◆ **INSTRUCTIONS FOR THE TASK**
Copy the material word for word, from its first line through the line containing "The cap 14 is at (487, 190).", including both ends. Omit the pictures.

▬▬▬

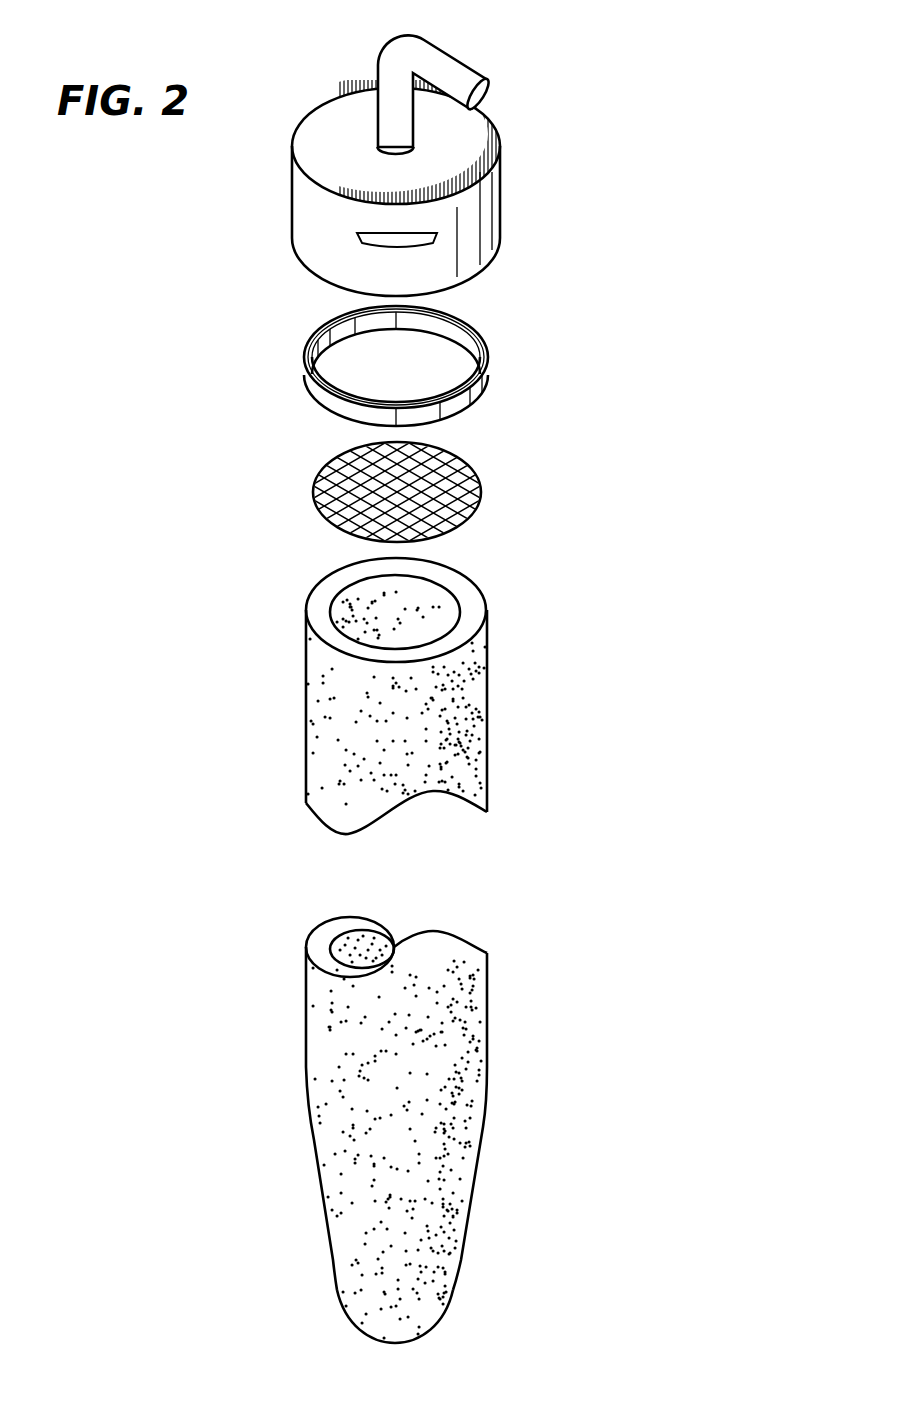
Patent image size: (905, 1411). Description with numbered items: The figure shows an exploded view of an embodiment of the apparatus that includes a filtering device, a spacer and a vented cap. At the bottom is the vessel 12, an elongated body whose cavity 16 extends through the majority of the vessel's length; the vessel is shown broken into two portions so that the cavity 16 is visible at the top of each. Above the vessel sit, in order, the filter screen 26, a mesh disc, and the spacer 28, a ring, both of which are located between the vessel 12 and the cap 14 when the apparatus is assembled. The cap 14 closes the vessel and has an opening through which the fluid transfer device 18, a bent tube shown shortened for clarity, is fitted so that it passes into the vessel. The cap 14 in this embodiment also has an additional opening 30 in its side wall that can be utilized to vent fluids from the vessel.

The vessel 12 is at (455, 1035).
The cap 14 is at (487, 190).
The cavity 16 is at (437, 604).
The fluid transfer device 18 is at (440, 63).
The filter screen 26 is at (485, 493).
The spacer 28 is at (490, 371).
The additional opening 30 is at (410, 248).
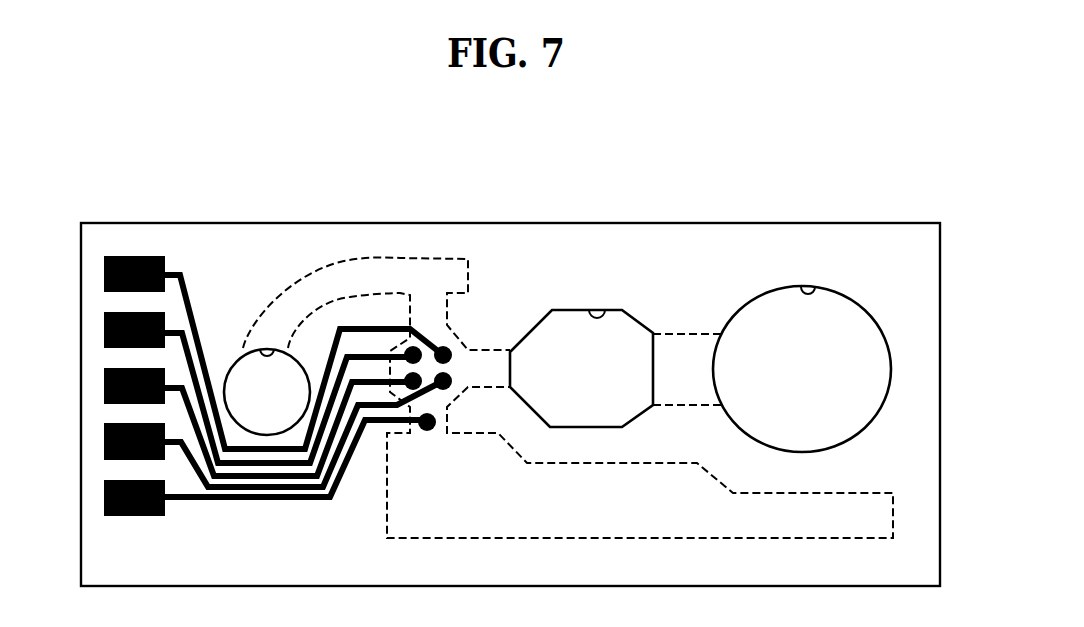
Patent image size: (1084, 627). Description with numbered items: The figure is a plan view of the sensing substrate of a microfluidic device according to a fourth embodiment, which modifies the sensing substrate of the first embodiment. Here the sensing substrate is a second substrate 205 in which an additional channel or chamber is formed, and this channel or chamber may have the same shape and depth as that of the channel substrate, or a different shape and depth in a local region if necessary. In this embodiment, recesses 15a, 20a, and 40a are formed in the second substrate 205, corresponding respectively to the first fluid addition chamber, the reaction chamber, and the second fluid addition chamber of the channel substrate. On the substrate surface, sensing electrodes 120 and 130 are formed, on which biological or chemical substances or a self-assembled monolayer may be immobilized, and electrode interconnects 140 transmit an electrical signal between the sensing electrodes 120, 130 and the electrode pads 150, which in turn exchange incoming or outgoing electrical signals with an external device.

The second substrate 205 is at (504, 241).
The electrode pads 150 is at (166, 264).
The electrode interconnects 140 is at (266, 500).
The sensing electrode 130 is at (428, 431).
The sensing electrode 120 is at (450, 348).
The recess 40a is at (267, 350).
The recess 20a is at (598, 310).
The recess 15a is at (808, 287).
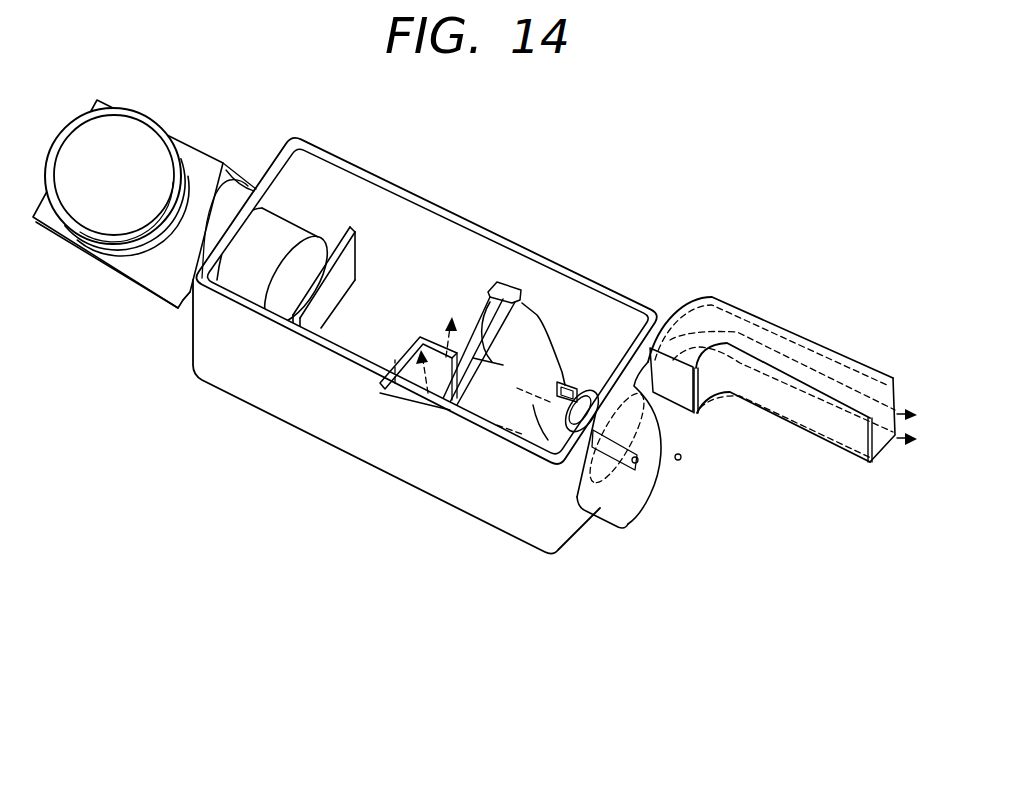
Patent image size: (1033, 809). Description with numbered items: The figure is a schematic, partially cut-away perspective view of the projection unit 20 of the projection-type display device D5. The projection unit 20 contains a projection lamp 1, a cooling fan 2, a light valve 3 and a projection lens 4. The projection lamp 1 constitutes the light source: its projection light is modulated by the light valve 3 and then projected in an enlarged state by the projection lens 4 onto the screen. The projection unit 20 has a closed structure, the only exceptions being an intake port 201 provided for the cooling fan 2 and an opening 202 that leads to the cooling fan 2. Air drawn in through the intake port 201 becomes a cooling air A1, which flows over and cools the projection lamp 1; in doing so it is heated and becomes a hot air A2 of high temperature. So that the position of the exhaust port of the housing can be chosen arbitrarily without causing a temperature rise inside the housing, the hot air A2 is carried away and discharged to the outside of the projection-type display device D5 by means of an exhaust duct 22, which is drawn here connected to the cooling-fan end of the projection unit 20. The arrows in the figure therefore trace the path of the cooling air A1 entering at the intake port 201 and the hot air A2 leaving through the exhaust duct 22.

The projection lens 4 is at (112, 270).
The light valve 3 is at (293, 322).
The projection lamp 1 is at (490, 404).
The projection unit 20 is at (227, 405).
The intake port 201 is at (410, 400).
The cooling air A1 is at (380, 350).
The cooling fan 2 is at (600, 510).
The opening 202 is at (698, 415).
The exhaust duct 22 is at (760, 388).
The hot air A2 is at (703, 340).
The projection-type display device D5 is at (181, 545).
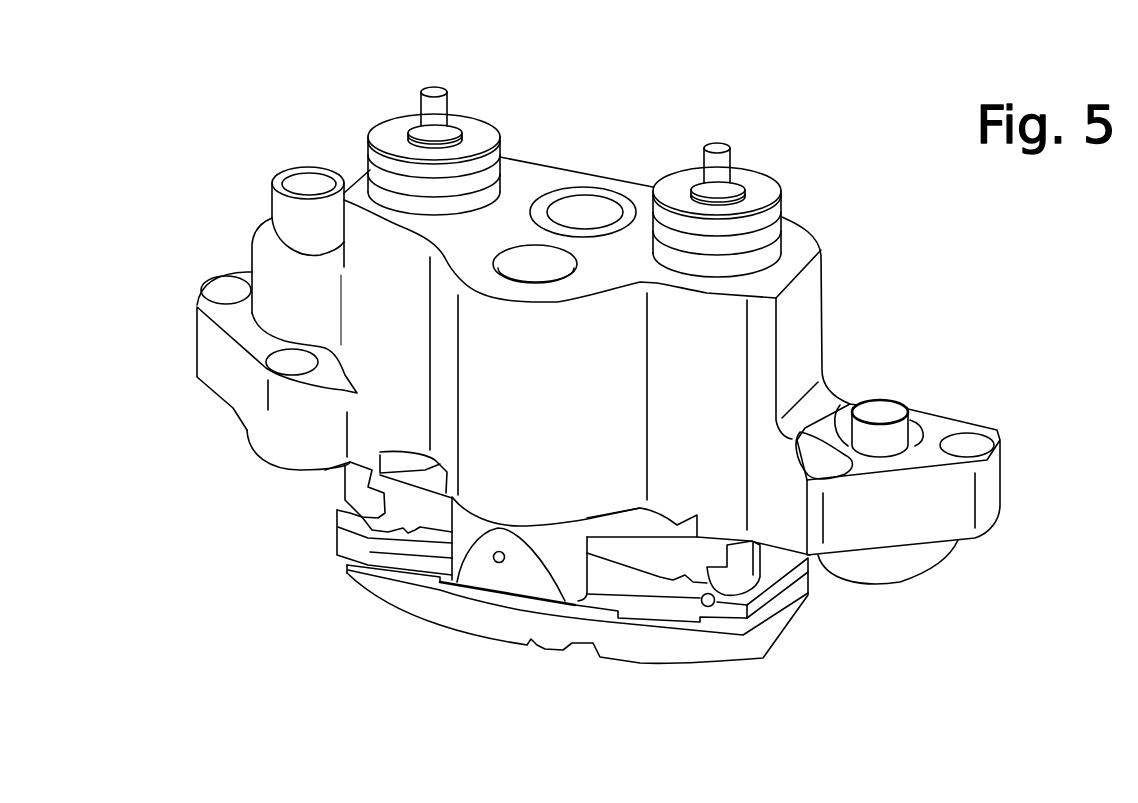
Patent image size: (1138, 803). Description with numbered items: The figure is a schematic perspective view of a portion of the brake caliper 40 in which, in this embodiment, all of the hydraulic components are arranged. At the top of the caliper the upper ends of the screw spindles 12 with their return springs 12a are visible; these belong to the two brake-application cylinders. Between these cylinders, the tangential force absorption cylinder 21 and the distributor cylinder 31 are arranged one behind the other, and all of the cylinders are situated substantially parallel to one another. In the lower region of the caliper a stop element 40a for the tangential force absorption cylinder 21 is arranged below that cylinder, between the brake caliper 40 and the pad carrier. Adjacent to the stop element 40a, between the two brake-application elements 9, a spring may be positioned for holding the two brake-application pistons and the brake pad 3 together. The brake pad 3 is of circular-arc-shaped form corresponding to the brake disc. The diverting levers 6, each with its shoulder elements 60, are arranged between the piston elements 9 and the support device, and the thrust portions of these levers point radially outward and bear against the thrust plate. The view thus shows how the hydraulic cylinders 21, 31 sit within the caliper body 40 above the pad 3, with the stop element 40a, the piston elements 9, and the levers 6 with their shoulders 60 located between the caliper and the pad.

The brake pad 3 is at (622, 638).
The diverting levers 6 is at (420, 503).
The brake-application elements 9 is at (670, 518).
The screw spindles 12 is at (437, 115).
The return springs 12a is at (767, 250).
The tangential force absorption cylinder 21 is at (530, 272).
The distributor cylinder 31 is at (630, 217).
The brake caliper 40 is at (807, 343).
The stop element 40a is at (495, 562).
The shoulder elements 60 is at (352, 478).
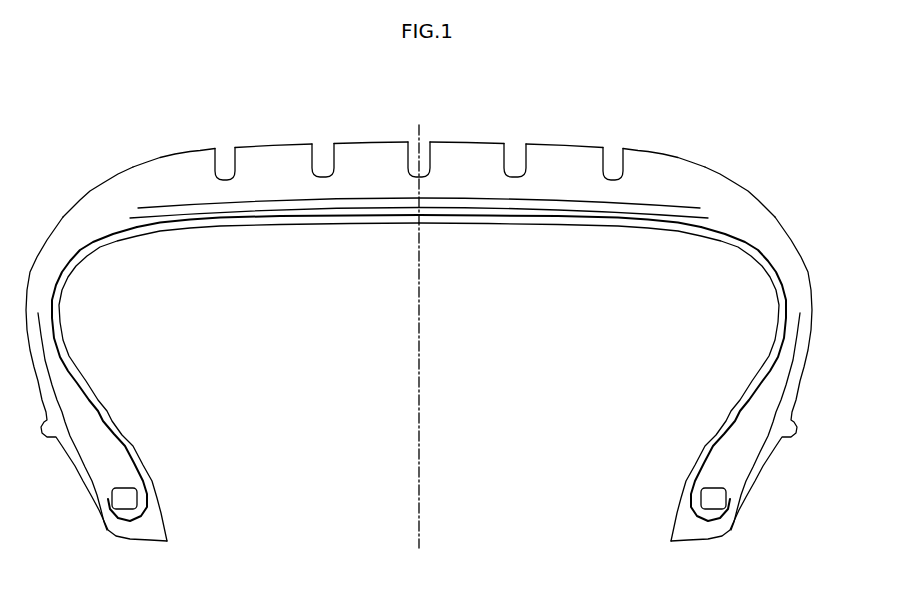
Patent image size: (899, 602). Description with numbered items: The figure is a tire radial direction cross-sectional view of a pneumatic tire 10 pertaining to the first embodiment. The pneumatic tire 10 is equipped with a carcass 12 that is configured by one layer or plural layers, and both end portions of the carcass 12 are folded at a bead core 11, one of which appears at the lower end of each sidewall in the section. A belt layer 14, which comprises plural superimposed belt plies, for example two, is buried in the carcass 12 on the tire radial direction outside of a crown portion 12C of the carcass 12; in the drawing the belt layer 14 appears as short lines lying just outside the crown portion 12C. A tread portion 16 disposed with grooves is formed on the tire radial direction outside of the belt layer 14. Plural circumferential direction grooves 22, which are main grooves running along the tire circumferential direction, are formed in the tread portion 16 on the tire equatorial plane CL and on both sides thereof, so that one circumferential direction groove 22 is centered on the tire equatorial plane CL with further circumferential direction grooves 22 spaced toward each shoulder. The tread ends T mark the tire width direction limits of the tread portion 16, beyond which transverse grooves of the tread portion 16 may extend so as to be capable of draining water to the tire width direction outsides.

The pneumatic tire 10 is at (818, 127).
The bead core 11 is at (128, 499).
The carcass 12 is at (82, 243).
The crown portion 12C is at (387, 217).
The belt layer 14 is at (400, 213).
The tread portion 16 is at (593, 90).
The circumferential direction groove 22 is at (233, 158).
The tread end T is at (133, 163).
The tire equatorial plane CL is at (420, 126).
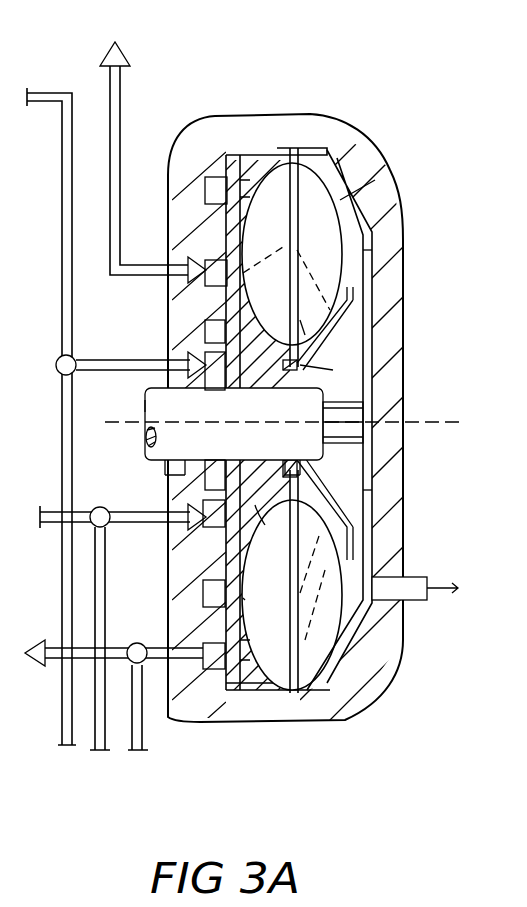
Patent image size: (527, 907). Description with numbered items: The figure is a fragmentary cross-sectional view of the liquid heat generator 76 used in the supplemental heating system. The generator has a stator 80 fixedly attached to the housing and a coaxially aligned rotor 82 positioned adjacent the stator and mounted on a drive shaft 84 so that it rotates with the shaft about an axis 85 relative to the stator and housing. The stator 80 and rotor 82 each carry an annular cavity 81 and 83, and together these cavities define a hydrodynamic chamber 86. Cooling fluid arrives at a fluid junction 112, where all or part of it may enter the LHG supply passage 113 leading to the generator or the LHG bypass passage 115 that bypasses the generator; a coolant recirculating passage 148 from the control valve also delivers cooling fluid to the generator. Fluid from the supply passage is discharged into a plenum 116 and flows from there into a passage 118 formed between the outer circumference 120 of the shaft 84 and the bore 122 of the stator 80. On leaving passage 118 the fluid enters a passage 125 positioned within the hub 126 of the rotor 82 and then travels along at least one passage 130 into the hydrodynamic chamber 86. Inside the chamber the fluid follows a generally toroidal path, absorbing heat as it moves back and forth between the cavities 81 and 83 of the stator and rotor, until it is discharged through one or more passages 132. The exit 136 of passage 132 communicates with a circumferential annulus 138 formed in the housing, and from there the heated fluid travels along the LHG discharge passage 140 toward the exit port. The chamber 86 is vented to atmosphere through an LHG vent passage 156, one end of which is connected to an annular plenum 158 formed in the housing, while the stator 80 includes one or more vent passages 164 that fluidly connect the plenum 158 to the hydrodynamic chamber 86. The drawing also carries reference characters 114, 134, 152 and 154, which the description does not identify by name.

The liquid heat generator 76 is at (326, 117).
The stator 80 is at (270, 175).
The annular cavity 81 is at (277, 605).
The rotor 82 is at (363, 263).
The annular cavity 83 is at (330, 623).
The drive shaft 84 is at (140, 407).
The axis 85 is at (137, 425).
The hydrodynamic chamber 86 is at (367, 137).
The fluid junction 112 is at (58, 373).
The LHG supply passage 113 is at (120, 355).
The center block 114 is at (217, 380).
The LHG bypass passage 115 is at (60, 585).
The plenum 116 is at (227, 467).
The passage 118 is at (333, 370).
The outer circumference 120 is at (243, 460).
The bore 122 is at (243, 395).
The passage 125 is at (360, 500).
The hub 126 is at (372, 445).
The passage 130 is at (372, 225).
The passage 132 is at (237, 660).
The rotor 134 is at (270, 735).
The exit 136 is at (243, 190).
The circumferential annulus 138 is at (213, 177).
The LHG discharge passage 140 is at (92, 660).
The coolant recirculating passage 148 is at (128, 522).
The feed port 152 is at (205, 517).
The lower rotor face 154 is at (269, 535).
The LHG vent passage 156 is at (110, 85).
The annular plenum 158 is at (207, 265).
The vent passages 164 is at (280, 308).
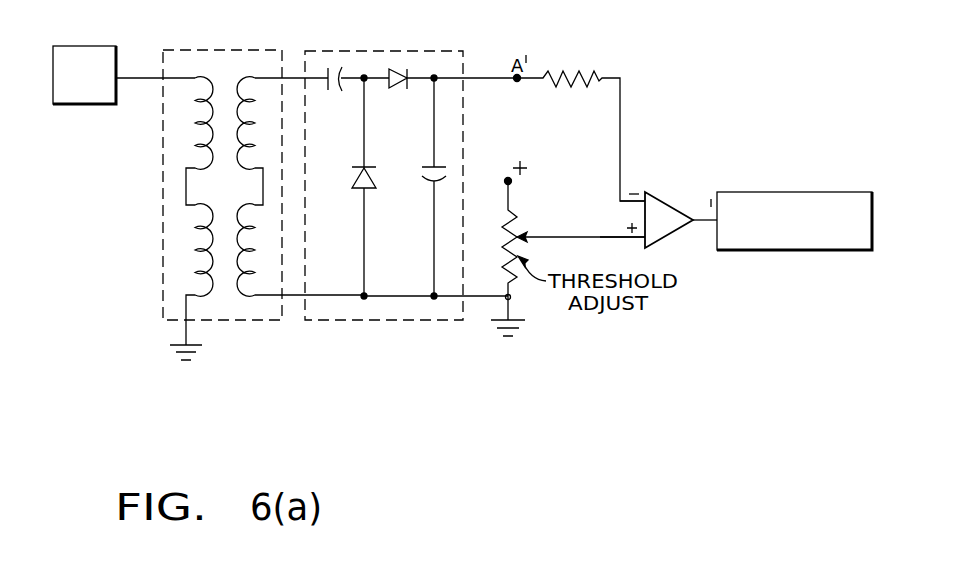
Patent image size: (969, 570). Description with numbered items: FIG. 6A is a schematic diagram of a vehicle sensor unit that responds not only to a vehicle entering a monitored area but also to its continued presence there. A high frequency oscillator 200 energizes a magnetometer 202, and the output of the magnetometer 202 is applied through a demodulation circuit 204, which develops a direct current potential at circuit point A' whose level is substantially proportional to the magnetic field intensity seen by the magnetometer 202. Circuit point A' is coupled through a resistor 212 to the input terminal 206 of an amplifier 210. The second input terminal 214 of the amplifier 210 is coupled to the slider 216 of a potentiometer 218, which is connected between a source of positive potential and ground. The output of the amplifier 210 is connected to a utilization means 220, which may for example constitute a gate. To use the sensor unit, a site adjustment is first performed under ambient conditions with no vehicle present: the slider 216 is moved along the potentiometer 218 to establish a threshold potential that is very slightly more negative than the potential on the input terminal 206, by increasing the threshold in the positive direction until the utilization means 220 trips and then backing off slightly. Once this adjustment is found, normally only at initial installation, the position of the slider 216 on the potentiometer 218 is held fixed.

The high frequency oscillator 200 is at (80, 105).
The magnetometer 202 is at (243, 50).
The demodulation circuit 204 is at (428, 51).
The input terminal 206 is at (628, 204).
The amplifier 210 is at (650, 193).
The resistor 212 is at (585, 75).
The second input terminal 214 is at (610, 239).
The slider 216 is at (530, 239).
The potentiometer 218 is at (510, 286).
The utilization means 220 is at (823, 192).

▬▬▬

◆ **ANSWER BELOW**
Patent image size: (905, 1411). Description with numbered items: The figure shows an exploded view of an embodiment of the apparatus that includes a filtering device, a spacer and a vented cap. At the bottom is the vessel 12, an elongated body whose cavity 16 extends through the majority of the vessel's length; the vessel is shown broken into two portions so that the cavity 16 is visible at the top of each. Above the vessel sit, in order, the filter screen 26, a mesh disc, and the spacer 28, a ring, both of which are located between the vessel 12 and the cap 14 when the apparatus is assembled. The cap 14 closes the vessel and has an opening through which the fluid transfer device 18, a bent tube shown shortened for clarity, is fitted so that it passes into the vessel. The cap 14 in this embodiment also has an additional opening 30 in its side wall that can be utilized to vent fluids from the vessel.

The vessel 12 is at (455, 1035).
The cap 14 is at (487, 190).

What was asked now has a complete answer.